EXERCISE: Each line of the listing must be transcribed exactly, except for the images, which should be excluded.
++++ DATASET RECORDS ++++
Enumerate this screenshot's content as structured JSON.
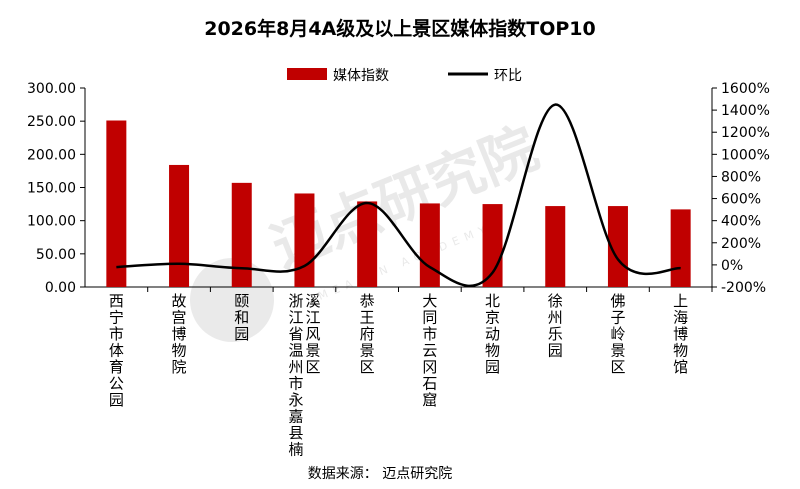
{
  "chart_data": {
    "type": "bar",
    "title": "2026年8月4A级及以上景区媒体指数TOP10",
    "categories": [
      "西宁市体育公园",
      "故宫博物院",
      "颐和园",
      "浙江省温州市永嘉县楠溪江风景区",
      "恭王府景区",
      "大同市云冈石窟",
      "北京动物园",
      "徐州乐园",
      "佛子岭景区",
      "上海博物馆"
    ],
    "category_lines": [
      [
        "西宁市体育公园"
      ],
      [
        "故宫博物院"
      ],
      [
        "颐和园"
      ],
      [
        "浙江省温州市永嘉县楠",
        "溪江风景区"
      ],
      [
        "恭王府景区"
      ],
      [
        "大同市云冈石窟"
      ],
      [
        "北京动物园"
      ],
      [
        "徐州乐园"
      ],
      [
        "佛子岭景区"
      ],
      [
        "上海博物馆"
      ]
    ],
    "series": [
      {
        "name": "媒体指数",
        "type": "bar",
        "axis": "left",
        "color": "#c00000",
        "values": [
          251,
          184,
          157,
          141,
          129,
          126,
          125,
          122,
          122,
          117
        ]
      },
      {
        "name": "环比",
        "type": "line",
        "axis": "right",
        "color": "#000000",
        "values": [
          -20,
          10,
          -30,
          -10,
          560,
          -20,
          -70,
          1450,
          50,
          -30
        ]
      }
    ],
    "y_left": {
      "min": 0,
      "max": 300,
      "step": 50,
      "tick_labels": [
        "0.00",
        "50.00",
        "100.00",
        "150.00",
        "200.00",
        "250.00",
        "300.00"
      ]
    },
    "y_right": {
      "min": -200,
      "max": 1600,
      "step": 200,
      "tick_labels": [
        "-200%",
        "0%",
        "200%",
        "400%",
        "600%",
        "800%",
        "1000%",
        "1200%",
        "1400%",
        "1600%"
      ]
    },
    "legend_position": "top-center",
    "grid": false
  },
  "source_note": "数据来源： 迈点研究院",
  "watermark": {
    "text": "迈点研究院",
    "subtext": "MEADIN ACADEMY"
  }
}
++++
ANSWER IN FULL:
Enumerate this screenshot's content as structured JSON.
{
  "chart_data": {
    "type": "bar",
    "title": "2026年8月4A级及以上景区媒体指数TOP10",
    "categories": [
      "西宁市体育公园",
      "故宫博物院",
      "颐和园",
      "浙江省温州市永嘉县楠溪江风景区",
      "恭王府景区",
      "大同市云冈石窟",
      "北京动物园",
      "徐州乐园",
      "佛子岭景区",
      "上海博物馆"
    ],
    "category_lines": [
      [
        "西宁市体育公园"
      ],
      [
        "故宫博物院"
      ],
      [
        "颐和园"
      ],
      [
        "浙江省温州市永嘉县楠",
        "溪江风景区"
      ],
      [
        "恭王府景区"
      ],
      [
        "大同市云冈石窟"
      ],
      [
        "北京动物园"
      ],
      [
        "徐州乐园"
      ],
      [
        "佛子岭景区"
      ],
      [
        "上海博物馆"
      ]
    ],
    "series": [
      {
        "name": "媒体指数",
        "type": "bar",
        "axis": "left",
        "color": "#c00000",
        "values": [
          251,
          184,
          157,
          141,
          129,
          126,
          125,
          122,
          122,
          117
        ]
      },
      {
        "name": "环比",
        "type": "line",
        "axis": "right",
        "color": "#000000",
        "values": [
          -20,
          10,
          -30,
          -10,
          560,
          -20,
          -70,
          1450,
          50,
          -30
        ]
      }
    ],
    "y_left": {
      "min": 0,
      "max": 300,
      "step": 50,
      "tick_labels": [
        "0.00",
        "50.00",
        "100.00",
        "150.00",
        "200.00",
        "250.00",
        "300.00"
      ]
    },
    "y_right": {
      "min": -200,
      "max": 1600,
      "step": 200,
      "tick_labels": [
        "-200%",
        "0%",
        "200%",
        "400%",
        "600%",
        "800%",
        "1000%",
        "1200%",
        "1400%",
        "1600%"
      ]
    },
    "legend_position": "top-center",
    "grid": false
  },
  "source_note": "数据来源： 迈点研究院",
  "watermark": {
    "text": "迈点研究院",
    "subtext": "MEADIN ACADEMY"
  }
}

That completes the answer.